▶ _WHAT THIS TASK INVOLVES_
For each line in the data below that holds "title", return a copy.

==============================

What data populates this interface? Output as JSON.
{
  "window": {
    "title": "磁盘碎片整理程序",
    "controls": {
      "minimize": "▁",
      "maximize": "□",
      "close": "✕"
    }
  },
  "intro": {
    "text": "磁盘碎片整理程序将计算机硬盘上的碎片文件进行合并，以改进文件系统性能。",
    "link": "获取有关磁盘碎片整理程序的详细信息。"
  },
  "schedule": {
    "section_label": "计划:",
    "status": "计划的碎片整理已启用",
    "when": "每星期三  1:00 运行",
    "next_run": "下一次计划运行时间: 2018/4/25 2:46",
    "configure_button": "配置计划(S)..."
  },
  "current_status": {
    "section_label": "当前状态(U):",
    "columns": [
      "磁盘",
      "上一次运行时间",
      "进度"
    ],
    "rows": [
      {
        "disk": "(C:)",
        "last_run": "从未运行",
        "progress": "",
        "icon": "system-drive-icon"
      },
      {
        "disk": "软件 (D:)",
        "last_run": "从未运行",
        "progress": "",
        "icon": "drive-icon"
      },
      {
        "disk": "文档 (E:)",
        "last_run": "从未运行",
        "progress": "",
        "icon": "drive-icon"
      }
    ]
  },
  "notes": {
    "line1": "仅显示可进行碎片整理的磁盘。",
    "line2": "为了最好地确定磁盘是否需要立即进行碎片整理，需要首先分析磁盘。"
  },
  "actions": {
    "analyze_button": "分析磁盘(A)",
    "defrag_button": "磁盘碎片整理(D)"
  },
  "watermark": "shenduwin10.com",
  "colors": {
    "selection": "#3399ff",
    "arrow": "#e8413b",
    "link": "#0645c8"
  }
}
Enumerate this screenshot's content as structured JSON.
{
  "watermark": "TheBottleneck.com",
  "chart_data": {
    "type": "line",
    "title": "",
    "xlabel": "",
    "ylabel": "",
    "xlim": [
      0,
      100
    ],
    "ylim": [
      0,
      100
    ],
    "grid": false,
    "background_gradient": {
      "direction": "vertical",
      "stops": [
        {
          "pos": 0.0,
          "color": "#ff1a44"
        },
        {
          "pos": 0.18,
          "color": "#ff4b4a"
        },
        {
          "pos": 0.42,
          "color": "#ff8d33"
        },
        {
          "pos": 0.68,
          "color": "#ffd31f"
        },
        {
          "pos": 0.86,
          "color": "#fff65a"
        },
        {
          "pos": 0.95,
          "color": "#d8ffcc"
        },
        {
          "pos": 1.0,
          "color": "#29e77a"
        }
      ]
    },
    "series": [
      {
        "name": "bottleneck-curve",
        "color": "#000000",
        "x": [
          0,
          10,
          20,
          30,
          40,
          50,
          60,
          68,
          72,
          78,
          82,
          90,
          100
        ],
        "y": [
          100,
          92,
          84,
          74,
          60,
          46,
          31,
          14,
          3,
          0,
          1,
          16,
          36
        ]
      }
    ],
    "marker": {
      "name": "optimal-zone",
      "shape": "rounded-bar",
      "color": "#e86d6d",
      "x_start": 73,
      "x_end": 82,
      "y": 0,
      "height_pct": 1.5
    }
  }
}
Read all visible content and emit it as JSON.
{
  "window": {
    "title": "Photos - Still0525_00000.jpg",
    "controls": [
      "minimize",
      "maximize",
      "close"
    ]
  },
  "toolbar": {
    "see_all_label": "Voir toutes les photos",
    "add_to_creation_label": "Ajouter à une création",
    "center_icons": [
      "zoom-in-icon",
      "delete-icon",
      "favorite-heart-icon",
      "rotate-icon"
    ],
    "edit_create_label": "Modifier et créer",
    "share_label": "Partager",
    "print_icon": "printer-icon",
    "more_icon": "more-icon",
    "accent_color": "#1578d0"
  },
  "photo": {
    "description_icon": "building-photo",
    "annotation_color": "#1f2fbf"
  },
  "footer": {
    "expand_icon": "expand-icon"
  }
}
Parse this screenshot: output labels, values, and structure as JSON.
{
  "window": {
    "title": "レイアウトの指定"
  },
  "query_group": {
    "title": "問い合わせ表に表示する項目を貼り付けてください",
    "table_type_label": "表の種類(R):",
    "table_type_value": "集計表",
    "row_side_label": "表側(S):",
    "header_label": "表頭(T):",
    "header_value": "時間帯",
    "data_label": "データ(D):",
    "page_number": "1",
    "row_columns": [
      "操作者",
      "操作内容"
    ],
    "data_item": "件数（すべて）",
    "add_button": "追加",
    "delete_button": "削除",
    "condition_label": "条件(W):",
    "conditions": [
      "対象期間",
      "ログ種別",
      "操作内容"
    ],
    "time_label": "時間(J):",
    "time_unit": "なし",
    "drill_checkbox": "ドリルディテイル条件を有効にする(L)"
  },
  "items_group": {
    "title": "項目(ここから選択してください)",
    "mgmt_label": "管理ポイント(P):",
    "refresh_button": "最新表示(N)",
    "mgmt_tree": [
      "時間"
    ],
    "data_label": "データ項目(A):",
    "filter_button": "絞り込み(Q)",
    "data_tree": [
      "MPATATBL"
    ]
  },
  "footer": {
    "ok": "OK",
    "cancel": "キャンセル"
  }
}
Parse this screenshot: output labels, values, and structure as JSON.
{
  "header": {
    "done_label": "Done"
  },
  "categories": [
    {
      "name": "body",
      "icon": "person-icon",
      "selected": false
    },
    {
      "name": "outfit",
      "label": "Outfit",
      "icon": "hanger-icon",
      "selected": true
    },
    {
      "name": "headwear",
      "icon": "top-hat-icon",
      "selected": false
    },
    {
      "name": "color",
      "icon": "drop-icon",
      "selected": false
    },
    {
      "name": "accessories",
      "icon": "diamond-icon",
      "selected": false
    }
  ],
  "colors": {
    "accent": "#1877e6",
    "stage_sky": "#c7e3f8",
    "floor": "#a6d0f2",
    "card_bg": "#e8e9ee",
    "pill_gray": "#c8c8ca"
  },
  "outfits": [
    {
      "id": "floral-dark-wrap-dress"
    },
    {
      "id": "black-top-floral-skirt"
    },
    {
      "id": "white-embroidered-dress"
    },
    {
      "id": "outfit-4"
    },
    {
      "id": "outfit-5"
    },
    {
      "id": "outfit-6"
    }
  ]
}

==============================

▶ _WRITTEN SOLUTION_
    "title": "磁盘碎片整理程序",
    "title": "",
    "title": "Photos - Still0525_00000.jpg",
    "title": "レイアウトの指定"
    "title": "問い合わせ表に表示する項目を貼り付けてください",
    "title": "項目(ここから選択してください)",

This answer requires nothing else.